======== Recorded data
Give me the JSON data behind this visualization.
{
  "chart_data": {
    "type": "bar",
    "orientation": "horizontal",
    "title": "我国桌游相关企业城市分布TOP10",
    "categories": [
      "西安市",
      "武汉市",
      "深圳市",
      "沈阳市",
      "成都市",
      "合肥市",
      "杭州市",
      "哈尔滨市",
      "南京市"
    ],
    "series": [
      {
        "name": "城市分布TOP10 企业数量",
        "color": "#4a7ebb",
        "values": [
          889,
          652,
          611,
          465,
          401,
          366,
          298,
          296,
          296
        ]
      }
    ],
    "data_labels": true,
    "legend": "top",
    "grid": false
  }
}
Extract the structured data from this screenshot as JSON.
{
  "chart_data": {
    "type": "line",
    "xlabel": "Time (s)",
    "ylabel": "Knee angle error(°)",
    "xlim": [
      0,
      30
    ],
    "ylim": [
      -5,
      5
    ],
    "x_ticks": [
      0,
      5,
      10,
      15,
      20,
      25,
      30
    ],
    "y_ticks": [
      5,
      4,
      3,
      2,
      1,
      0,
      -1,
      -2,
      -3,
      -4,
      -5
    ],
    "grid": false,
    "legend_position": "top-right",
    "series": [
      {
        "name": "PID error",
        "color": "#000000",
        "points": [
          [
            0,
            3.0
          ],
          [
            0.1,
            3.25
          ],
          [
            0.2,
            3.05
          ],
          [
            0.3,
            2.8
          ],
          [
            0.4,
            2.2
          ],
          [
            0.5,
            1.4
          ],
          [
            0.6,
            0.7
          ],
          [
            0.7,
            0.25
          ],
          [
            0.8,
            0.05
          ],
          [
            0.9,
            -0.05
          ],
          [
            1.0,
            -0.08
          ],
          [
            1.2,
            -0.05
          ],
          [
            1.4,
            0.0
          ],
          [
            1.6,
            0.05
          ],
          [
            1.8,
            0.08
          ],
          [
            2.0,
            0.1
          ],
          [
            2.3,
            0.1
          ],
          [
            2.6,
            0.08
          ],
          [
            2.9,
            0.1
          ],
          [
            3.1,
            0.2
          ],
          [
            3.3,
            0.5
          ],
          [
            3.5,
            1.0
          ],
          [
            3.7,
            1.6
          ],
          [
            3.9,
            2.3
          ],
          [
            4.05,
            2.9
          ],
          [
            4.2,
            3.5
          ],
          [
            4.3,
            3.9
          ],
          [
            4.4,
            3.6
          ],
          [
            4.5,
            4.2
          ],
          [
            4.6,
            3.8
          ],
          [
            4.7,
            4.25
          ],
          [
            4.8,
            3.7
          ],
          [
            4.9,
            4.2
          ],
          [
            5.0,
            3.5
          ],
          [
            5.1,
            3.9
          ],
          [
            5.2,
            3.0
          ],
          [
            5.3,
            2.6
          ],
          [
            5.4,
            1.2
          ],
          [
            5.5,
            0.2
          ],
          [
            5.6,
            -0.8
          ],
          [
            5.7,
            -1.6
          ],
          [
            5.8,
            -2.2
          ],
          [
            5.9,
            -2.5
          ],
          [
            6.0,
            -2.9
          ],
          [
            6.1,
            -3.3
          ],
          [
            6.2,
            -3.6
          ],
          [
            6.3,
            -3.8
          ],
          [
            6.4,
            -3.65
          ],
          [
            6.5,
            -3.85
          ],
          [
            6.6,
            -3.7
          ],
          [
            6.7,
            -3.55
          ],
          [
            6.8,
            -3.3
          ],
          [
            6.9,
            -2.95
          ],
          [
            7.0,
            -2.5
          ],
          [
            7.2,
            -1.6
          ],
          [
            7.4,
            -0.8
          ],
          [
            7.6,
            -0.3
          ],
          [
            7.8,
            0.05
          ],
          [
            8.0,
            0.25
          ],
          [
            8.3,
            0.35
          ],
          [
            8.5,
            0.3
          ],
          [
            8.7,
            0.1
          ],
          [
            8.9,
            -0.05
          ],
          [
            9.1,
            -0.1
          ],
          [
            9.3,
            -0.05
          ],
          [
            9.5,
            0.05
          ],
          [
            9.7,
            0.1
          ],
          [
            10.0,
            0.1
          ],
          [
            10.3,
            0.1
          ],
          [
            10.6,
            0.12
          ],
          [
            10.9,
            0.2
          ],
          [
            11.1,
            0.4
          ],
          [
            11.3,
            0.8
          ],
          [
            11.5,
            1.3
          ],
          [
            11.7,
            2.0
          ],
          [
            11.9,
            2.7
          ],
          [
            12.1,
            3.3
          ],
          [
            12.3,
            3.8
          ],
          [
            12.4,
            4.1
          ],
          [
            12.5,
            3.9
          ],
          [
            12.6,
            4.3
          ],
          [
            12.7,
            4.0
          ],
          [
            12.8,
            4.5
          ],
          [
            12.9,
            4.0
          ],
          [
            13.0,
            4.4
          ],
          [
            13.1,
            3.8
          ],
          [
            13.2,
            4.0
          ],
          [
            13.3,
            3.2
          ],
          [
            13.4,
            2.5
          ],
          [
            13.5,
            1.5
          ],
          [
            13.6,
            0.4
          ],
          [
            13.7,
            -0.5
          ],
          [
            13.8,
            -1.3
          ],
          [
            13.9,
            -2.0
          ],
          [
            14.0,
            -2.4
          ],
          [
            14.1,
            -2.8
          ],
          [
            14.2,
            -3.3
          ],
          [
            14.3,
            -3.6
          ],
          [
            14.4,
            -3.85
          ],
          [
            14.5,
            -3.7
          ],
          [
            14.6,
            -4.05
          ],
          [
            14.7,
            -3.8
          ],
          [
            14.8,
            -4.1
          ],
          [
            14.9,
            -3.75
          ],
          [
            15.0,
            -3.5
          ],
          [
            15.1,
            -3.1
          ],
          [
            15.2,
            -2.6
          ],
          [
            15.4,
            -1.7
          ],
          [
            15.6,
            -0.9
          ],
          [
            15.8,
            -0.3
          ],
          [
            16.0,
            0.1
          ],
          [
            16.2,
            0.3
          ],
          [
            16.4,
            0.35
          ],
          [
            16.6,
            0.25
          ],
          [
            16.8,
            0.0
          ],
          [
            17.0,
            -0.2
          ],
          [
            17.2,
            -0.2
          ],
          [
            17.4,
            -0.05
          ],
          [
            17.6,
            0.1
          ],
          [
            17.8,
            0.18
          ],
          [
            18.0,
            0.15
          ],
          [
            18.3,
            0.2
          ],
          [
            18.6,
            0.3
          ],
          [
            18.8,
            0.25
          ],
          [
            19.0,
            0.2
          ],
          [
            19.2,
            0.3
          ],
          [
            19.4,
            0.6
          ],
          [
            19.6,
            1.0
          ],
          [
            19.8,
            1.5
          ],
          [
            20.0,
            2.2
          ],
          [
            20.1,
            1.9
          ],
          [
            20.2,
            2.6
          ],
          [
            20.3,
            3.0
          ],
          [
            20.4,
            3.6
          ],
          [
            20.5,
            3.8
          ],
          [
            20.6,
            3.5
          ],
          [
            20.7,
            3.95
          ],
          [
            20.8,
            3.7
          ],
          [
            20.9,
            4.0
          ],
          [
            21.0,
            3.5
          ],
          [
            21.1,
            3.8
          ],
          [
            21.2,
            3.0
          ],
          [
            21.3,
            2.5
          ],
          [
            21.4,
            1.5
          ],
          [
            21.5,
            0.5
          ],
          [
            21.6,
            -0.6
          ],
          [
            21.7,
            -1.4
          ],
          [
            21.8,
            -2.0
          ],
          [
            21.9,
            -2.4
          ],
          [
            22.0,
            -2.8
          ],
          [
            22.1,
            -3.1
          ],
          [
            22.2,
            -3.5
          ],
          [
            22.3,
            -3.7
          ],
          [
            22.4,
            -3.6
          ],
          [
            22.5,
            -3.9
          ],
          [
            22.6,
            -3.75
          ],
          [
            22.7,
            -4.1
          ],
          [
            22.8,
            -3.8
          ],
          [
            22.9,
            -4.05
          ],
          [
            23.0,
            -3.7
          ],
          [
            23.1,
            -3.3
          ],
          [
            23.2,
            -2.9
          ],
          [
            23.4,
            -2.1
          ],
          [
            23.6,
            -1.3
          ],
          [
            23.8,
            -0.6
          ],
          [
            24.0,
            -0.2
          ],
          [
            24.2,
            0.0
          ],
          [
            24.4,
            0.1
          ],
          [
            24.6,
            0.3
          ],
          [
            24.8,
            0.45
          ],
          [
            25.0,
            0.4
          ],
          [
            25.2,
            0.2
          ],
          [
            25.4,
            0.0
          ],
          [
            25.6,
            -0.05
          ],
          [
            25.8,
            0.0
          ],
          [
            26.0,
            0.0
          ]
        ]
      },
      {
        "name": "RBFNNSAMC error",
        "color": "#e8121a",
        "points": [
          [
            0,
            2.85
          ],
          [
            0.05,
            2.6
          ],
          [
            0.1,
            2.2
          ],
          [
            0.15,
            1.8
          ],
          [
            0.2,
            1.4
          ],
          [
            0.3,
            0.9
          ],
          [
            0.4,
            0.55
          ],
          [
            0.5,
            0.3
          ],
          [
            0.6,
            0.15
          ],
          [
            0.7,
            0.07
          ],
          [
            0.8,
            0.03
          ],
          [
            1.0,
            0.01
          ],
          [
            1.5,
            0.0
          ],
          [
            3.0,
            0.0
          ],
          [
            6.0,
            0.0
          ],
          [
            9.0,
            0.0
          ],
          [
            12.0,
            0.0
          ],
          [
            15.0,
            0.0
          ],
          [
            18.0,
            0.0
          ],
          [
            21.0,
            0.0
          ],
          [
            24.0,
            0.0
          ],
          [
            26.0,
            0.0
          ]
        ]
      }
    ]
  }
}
================
_Task to complete_:
Copy every line in the records above that contains the word "JSON".

_Response_:
Give me the JSON data behind this visualization.
Extract the structured data from this screenshot as JSON.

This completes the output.